* START Data excerpts *

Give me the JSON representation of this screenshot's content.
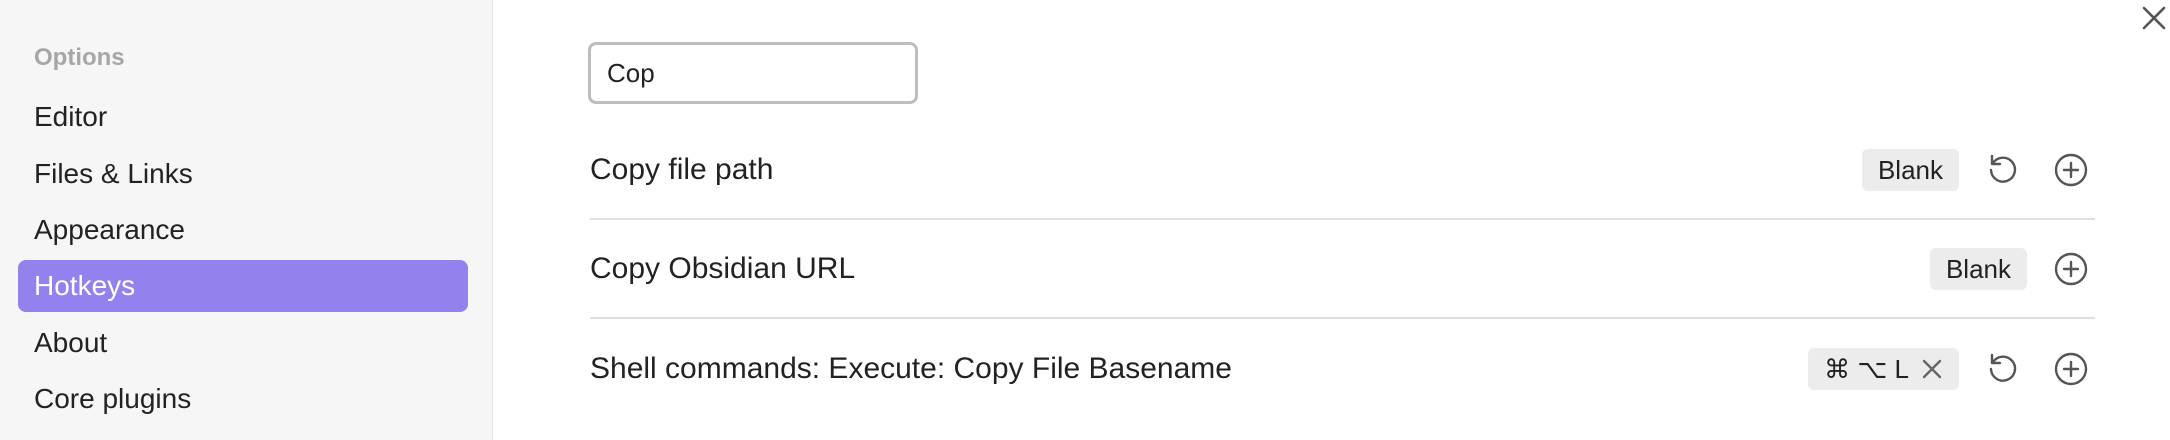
{
  "sidebar": {
    "heading": "Options",
    "items": [
      {
        "label": "Editor",
        "active": false
      },
      {
        "label": "Files & Links",
        "active": false
      },
      {
        "label": "Appearance",
        "active": false
      },
      {
        "label": "Hotkeys",
        "active": true
      },
      {
        "label": "About",
        "active": false
      },
      {
        "label": "Core plugins",
        "active": false
      }
    ]
  },
  "search": {
    "value": "Cop"
  },
  "hotkeys": [
    {
      "label": "Copy file path",
      "hotkey": "Blank",
      "has_reset": true
    },
    {
      "label": "Copy Obsidian URL",
      "hotkey": "Blank",
      "has_reset": false
    },
    {
      "label": "Shell commands: Execute: Copy File Basename",
      "hotkey": "⌘ ⌥ L",
      "has_reset": true,
      "removable": true
    }
  ],
  "icons": {
    "close": "close-icon",
    "reset": "reset-icon",
    "add": "plus-circle-icon",
    "remove_hotkey": "x-icon"
  },
  "colors": {
    "accent": "#9382ee",
    "sidebar_bg": "#f6f6f6",
    "chip_bg": "#ececec"
  }
}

* END Data excerpts *

→ Request
Reproduce the listing above exactly, excluding all pictures.

→ The output
Give me the JSON representation of this screenshot's content.
{
  "sidebar": {
    "heading": "Options",
    "items": [
      {
        "label": "Editor",
        "active": false
      },
      {
        "label": "Files & Links",
        "active": false
      },
      {
        "label": "Appearance",
        "active": false
      },
      {
        "label": "Hotkeys",
        "active": true
      },
      {
        "label": "About",
        "active": false
      },
      {
        "label": "Core plugins",
        "active": false
      }
    ]
  },
  "search": {
    "value": "Cop"
  },
  "hotkeys": [
    {
      "label": "Copy file path",
      "hotkey": "Blank",
      "has_reset": true
    },
    {
      "label": "Copy Obsidian URL",
      "hotkey": "Blank",
      "has_reset": false
    },
    {
      "label": "Shell commands: Execute: Copy File Basename",
      "hotkey": "⌘ ⌥ L",
      "has_reset": true,
      "removable": true
    }
  ],
  "icons": {
    "close": "close-icon",
    "reset": "reset-icon",
    "add": "plus-circle-icon",
    "remove_hotkey": "x-icon"
  },
  "colors": {
    "accent": "#9382ee",
    "sidebar_bg": "#f6f6f6",
    "chip_bg": "#ececec"
  }
}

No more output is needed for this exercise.